─── DATA IN THIS EXERCISE ───
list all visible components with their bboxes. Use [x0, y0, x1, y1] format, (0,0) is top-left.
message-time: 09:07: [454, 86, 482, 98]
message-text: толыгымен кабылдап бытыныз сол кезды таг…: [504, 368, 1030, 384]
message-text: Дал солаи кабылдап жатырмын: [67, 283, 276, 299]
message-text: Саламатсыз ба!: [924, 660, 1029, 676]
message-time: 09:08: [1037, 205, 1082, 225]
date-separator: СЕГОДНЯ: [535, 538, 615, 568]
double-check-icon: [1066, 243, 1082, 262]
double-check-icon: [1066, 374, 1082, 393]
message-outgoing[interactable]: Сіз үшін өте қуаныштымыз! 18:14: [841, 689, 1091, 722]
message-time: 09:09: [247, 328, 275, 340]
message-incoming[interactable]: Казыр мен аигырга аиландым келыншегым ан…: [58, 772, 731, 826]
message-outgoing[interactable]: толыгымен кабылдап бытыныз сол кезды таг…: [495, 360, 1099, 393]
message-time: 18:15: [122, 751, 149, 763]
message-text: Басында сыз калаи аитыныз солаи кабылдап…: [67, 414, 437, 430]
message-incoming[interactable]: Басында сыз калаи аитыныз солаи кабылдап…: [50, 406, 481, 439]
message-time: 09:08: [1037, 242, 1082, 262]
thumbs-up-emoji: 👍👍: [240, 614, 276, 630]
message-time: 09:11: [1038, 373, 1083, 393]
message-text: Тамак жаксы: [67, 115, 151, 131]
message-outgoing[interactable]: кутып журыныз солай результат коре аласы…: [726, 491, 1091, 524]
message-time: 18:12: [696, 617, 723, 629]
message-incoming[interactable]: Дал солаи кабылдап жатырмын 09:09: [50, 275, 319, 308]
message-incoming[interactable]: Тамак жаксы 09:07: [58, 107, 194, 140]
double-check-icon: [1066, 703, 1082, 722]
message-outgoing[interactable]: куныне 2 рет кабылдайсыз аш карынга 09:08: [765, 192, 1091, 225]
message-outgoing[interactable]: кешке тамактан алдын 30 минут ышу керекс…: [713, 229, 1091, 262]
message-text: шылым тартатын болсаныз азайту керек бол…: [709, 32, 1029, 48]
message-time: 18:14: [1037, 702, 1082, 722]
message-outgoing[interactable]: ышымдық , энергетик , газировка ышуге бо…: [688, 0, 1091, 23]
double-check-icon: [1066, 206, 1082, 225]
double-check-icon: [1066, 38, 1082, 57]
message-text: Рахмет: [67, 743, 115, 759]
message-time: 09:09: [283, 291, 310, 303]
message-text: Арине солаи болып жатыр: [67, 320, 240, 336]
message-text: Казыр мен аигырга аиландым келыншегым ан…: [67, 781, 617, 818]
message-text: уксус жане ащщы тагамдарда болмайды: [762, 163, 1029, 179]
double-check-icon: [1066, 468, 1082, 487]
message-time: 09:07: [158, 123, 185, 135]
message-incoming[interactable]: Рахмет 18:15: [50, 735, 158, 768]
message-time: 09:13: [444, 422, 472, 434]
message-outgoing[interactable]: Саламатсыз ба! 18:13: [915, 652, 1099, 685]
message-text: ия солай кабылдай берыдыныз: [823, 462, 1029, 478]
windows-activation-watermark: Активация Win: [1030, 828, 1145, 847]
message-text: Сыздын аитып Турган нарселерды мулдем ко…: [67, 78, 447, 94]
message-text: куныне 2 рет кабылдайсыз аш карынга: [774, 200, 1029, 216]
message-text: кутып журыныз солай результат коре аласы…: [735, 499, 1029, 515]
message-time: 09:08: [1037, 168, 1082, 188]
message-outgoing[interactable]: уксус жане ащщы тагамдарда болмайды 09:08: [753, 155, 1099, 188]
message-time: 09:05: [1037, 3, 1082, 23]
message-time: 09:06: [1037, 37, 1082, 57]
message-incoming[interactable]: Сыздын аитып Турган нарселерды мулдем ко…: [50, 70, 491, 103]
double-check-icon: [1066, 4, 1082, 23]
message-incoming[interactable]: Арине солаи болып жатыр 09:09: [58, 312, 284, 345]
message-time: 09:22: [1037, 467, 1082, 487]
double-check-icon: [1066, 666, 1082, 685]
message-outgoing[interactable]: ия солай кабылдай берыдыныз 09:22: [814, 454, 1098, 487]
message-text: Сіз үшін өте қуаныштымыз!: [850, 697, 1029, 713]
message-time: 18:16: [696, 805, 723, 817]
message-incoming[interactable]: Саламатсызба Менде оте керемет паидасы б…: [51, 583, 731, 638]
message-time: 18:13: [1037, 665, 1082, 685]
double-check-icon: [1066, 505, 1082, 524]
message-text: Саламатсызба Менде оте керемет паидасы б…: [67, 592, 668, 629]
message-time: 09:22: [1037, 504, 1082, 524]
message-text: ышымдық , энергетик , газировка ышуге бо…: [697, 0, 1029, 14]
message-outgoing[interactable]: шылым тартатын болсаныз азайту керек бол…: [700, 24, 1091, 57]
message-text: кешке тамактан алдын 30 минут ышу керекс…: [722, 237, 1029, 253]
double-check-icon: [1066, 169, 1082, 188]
───
__WHAT YOU NEED TO DO__. Rewrite the data above, changing each "double-check-icon" to "read-receipt-icon" and keeping everything else the same.

__TASK SOLUTION__.
list all visible components with their bboxes. Use [x0, y0, x1, y1] format, (0,0) is top-left.
message-time: 09:07: [454, 86, 482, 98]
message-text: толыгымен кабылдап бытыныз сол кезды таг…: [504, 368, 1030, 384]
message-text: Дал солаи кабылдап жатырмын: [67, 283, 276, 299]
message-text: Саламатсыз ба!: [924, 660, 1029, 676]
message-time: 09:08: [1037, 205, 1082, 225]
date-separator: СЕГОДНЯ: [535, 538, 615, 568]
read-receipt-icon: [1066, 243, 1082, 262]
read-receipt-icon: [1066, 374, 1082, 393]
message-outgoing[interactable]: Сіз үшін өте қуаныштымыз! 18:14: [841, 689, 1091, 722]
message-time: 09:09: [247, 328, 275, 340]
message-incoming[interactable]: Казыр мен аигырга аиландым келыншегым ан…: [58, 772, 731, 826]
message-outgoing[interactable]: толыгымен кабылдап бытыныз сол кезды таг…: [495, 360, 1099, 393]
message-time: 18:15: [122, 751, 149, 763]
message-text: Басында сыз калаи аитыныз солаи кабылдап…: [67, 414, 437, 430]
message-incoming[interactable]: Басында сыз калаи аитыныз солаи кабылдап…: [50, 406, 481, 439]
message-time: 09:08: [1037, 242, 1082, 262]
thumbs-up-emoji: 👍👍: [240, 614, 276, 630]
message-time: 09:11: [1038, 373, 1083, 393]
message-text: Тамак жаксы: [67, 115, 151, 131]
message-outgoing[interactable]: кутып журыныз солай результат коре аласы…: [726, 491, 1091, 524]
message-time: 18:12: [696, 617, 723, 629]
message-incoming[interactable]: Дал солаи кабылдап жатырмын 09:09: [50, 275, 319, 308]
message-incoming[interactable]: Тамак жаксы 09:07: [58, 107, 194, 140]
read-receipt-icon: [1066, 703, 1082, 722]
message-outgoing[interactable]: куныне 2 рет кабылдайсыз аш карынга 09:08: [765, 192, 1091, 225]
message-outgoing[interactable]: кешке тамактан алдын 30 минут ышу керекс…: [713, 229, 1091, 262]
message-text: шылым тартатын болсаныз азайту керек бол…: [709, 32, 1029, 48]
message-time: 18:14: [1037, 702, 1082, 722]
message-outgoing[interactable]: ышымдық , энергетик , газировка ышуге бо…: [688, 0, 1091, 23]
read-receipt-icon: [1066, 206, 1082, 225]
read-receipt-icon: [1066, 38, 1082, 57]
message-text: Рахмет: [67, 743, 115, 759]
message-time: 09:09: [283, 291, 310, 303]
message-text: Арине солаи болып жатыр: [67, 320, 240, 336]
message-text: Казыр мен аигырга аиландым келыншегым ан…: [67, 781, 617, 818]
message-text: уксус жане ащщы тагамдарда болмайды: [762, 163, 1029, 179]
read-receipt-icon: [1066, 468, 1082, 487]
message-time: 09:07: [158, 123, 185, 135]
message-incoming[interactable]: Рахмет 18:15: [50, 735, 158, 768]
message-time: 09:13: [444, 422, 472, 434]
message-outgoing[interactable]: Саламатсыз ба! 18:13: [915, 652, 1099, 685]
message-text: ия солай кабылдай берыдыныз: [823, 462, 1029, 478]
windows-activation-watermark: Активация Win: [1030, 828, 1145, 847]
message-text: Сыздын аитып Турган нарселерды мулдем ко…: [67, 78, 447, 94]
message-text: куныне 2 рет кабылдайсыз аш карынга: [774, 200, 1029, 216]
message-text: кутып журыныз солай результат коре аласы…: [735, 499, 1029, 515]
message-time: 09:08: [1037, 168, 1082, 188]
message-outgoing[interactable]: уксус жане ащщы тагамдарда болмайды 09:08: [753, 155, 1099, 188]
message-time: 09:05: [1037, 3, 1082, 23]
message-time: 09:06: [1037, 37, 1082, 57]
message-incoming[interactable]: Сыздын аитып Турган нарселерды мулдем ко…: [50, 70, 491, 103]
read-receipt-icon: [1066, 4, 1082, 23]
message-incoming[interactable]: Арине солаи болып жатыр 09:09: [58, 312, 284, 345]
message-time: 09:22: [1037, 467, 1082, 487]
read-receipt-icon: [1066, 666, 1082, 685]
message-outgoing[interactable]: ия солай кабылдай берыдыныз 09:22: [814, 454, 1098, 487]
message-text: Сіз үшін өте қуаныштымыз!: [850, 697, 1029, 713]
message-time: 18:16: [696, 805, 723, 817]
message-incoming[interactable]: Саламатсызба Менде оте керемет паидасы б…: [51, 583, 731, 638]
message-time: 18:13: [1037, 665, 1082, 685]
read-receipt-icon: [1066, 505, 1082, 524]
message-text: Саламатсызба Менде оте керемет паидасы б…: [67, 592, 668, 629]
message-time: 09:22: [1037, 504, 1082, 524]
message-text: ышымдық , энергетик , газировка ышуге бо…: [697, 0, 1029, 14]
message-outgoing[interactable]: шылым тартатын болсаныз азайту керек бол…: [700, 24, 1091, 57]
message-text: кешке тамактан алдын 30 минут ышу керекс…: [722, 237, 1029, 253]
read-receipt-icon: [1066, 169, 1082, 188]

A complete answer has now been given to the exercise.